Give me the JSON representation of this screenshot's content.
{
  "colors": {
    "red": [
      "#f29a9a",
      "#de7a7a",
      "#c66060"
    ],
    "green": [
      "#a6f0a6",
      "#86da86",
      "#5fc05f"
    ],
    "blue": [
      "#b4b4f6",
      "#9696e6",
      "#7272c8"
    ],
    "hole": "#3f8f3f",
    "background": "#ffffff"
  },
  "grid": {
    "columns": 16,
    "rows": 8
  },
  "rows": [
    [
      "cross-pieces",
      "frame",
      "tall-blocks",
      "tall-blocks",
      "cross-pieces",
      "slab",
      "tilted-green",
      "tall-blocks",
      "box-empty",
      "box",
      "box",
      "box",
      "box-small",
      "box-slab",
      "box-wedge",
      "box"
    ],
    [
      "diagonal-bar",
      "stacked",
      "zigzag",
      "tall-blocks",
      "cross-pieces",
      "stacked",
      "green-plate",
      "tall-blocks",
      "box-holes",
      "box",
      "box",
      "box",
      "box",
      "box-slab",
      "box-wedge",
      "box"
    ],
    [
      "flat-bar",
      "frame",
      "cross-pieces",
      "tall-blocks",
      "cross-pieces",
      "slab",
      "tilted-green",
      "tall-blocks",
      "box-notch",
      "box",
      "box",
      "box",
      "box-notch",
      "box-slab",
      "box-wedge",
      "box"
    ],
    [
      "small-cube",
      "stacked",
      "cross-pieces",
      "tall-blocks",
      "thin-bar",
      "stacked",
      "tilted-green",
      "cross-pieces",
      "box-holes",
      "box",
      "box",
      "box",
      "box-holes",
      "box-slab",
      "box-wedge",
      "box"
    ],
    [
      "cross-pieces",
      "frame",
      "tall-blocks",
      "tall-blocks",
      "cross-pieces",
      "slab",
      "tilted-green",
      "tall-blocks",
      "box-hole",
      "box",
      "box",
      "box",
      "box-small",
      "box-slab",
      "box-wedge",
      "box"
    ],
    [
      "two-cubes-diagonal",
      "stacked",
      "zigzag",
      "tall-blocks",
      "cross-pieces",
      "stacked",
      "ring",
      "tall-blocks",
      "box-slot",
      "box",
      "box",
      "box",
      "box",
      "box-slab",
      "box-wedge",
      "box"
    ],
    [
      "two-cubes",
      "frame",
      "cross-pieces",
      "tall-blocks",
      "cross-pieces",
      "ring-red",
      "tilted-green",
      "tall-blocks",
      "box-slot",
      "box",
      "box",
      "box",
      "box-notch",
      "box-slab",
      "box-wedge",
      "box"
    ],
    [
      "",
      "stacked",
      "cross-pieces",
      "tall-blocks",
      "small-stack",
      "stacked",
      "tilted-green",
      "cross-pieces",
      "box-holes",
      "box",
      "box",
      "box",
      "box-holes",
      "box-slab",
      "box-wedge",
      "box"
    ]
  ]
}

==============================

● What you are asked to do: Output all of the data again. Match it exactly.

● Exercise result:
Give me the JSON representation of this screenshot's content.
{
  "colors": {
    "red": [
      "#f29a9a",
      "#de7a7a",
      "#c66060"
    ],
    "green": [
      "#a6f0a6",
      "#86da86",
      "#5fc05f"
    ],
    "blue": [
      "#b4b4f6",
      "#9696e6",
      "#7272c8"
    ],
    "hole": "#3f8f3f",
    "background": "#ffffff"
  },
  "grid": {
    "columns": 16,
    "rows": 8
  },
  "rows": [
    [
      "cross-pieces",
      "frame",
      "tall-blocks",
      "tall-blocks",
      "cross-pieces",
      "slab",
      "tilted-green",
      "tall-blocks",
      "box-empty",
      "box",
      "box",
      "box",
      "box-small",
      "box-slab",
      "box-wedge",
      "box"
    ],
    [
      "diagonal-bar",
      "stacked",
      "zigzag",
      "tall-blocks",
      "cross-pieces",
      "stacked",
      "green-plate",
      "tall-blocks",
      "box-holes",
      "box",
      "box",
      "box",
      "box",
      "box-slab",
      "box-wedge",
      "box"
    ],
    [
      "flat-bar",
      "frame",
      "cross-pieces",
      "tall-blocks",
      "cross-pieces",
      "slab",
      "tilted-green",
      "tall-blocks",
      "box-notch",
      "box",
      "box",
      "box",
      "box-notch",
      "box-slab",
      "box-wedge",
      "box"
    ],
    [
      "small-cube",
      "stacked",
      "cross-pieces",
      "tall-blocks",
      "thin-bar",
      "stacked",
      "tilted-green",
      "cross-pieces",
      "box-holes",
      "box",
      "box",
      "box",
      "box-holes",
      "box-slab",
      "box-wedge",
      "box"
    ],
    [
      "cross-pieces",
      "frame",
      "tall-blocks",
      "tall-blocks",
      "cross-pieces",
      "slab",
      "tilted-green",
      "tall-blocks",
      "box-hole",
      "box",
      "box",
      "box",
      "box-small",
      "box-slab",
      "box-wedge",
      "box"
    ],
    [
      "two-cubes-diagonal",
      "stacked",
      "zigzag",
      "tall-blocks",
      "cross-pieces",
      "stacked",
      "ring",
      "tall-blocks",
      "box-slot",
      "box",
      "box",
      "box",
      "box",
      "box-slab",
      "box-wedge",
      "box"
    ],
    [
      "two-cubes",
      "frame",
      "cross-pieces",
      "tall-blocks",
      "cross-pieces",
      "ring-red",
      "tilted-green",
      "tall-blocks",
      "box-slot",
      "box",
      "box",
      "box",
      "box-notch",
      "box-slab",
      "box-wedge",
      "box"
    ],
    [
      "",
      "stacked",
      "cross-pieces",
      "tall-blocks",
      "small-stack",
      "stacked",
      "tilted-green",
      "cross-pieces",
      "box-holes",
      "box",
      "box",
      "box",
      "box-holes",
      "box-slab",
      "box-wedge",
      "box"
    ]
  ]
}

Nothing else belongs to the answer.